((

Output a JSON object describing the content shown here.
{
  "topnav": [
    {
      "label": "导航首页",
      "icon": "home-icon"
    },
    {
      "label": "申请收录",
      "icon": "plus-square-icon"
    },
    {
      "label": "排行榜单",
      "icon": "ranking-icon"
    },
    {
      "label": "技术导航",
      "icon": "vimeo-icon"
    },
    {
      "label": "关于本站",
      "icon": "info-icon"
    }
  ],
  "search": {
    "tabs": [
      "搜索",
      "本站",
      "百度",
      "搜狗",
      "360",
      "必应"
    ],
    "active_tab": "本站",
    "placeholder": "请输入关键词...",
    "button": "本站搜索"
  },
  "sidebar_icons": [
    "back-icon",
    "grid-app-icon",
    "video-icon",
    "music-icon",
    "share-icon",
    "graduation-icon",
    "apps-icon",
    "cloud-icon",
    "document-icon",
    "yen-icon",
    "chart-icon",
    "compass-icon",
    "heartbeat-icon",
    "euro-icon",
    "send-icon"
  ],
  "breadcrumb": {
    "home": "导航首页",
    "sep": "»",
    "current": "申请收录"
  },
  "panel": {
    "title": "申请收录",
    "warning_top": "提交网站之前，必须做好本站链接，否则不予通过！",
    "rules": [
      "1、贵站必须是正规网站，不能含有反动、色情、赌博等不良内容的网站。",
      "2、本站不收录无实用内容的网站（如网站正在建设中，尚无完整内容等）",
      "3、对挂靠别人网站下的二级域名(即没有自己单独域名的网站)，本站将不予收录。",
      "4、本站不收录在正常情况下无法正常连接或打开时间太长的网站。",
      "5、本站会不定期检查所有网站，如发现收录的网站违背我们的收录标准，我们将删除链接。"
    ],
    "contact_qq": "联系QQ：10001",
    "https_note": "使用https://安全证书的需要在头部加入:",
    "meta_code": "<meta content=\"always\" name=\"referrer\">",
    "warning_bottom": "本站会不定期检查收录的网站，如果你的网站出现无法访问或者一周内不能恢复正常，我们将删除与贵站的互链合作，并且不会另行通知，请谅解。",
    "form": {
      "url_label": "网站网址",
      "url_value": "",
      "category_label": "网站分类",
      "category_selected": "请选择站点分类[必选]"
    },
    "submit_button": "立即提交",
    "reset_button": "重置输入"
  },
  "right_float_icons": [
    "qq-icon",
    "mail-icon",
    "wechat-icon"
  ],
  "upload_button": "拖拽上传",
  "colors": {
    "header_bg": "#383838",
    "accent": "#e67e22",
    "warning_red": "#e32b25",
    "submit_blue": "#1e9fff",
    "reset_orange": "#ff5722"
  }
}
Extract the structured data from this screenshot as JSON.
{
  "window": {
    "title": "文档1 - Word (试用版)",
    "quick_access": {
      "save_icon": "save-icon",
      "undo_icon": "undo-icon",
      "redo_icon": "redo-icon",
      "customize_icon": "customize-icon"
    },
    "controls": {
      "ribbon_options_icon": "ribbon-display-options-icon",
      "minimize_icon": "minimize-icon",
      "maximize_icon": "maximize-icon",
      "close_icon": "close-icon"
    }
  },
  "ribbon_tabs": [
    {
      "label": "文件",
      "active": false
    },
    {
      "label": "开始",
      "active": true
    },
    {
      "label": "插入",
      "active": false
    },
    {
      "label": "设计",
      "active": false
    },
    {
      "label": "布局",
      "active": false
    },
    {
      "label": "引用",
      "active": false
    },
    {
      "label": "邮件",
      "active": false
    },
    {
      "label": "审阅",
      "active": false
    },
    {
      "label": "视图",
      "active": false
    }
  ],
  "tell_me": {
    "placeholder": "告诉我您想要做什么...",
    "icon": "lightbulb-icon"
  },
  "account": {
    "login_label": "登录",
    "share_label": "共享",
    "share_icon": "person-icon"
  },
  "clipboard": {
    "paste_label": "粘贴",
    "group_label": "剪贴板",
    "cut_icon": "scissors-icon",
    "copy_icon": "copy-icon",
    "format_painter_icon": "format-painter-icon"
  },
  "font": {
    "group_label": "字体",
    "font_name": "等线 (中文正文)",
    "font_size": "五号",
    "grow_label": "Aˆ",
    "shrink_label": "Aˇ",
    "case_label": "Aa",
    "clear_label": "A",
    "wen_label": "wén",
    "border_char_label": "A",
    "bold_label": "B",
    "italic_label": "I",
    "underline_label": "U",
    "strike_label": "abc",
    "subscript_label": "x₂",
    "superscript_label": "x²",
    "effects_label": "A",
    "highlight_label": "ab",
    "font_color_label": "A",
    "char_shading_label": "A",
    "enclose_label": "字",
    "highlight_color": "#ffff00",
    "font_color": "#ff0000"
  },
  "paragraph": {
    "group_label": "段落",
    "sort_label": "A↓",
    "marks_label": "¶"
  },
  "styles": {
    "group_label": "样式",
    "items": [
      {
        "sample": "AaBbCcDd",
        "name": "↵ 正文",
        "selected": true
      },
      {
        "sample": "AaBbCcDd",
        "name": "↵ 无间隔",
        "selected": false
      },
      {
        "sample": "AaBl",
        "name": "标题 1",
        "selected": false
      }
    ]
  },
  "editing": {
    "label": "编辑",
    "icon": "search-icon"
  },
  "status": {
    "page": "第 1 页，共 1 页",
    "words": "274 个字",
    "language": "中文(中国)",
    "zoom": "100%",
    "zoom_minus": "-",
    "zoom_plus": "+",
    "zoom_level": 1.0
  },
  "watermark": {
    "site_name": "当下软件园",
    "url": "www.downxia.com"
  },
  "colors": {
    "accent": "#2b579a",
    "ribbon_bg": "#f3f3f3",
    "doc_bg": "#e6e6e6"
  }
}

))

THE TASK
Filter the data, keeping only the lines that contain "content".

SOLUTION
Output a JSON object describing the content shown here.
    "meta_code": "<meta content=\"always\" name=\"referrer\">",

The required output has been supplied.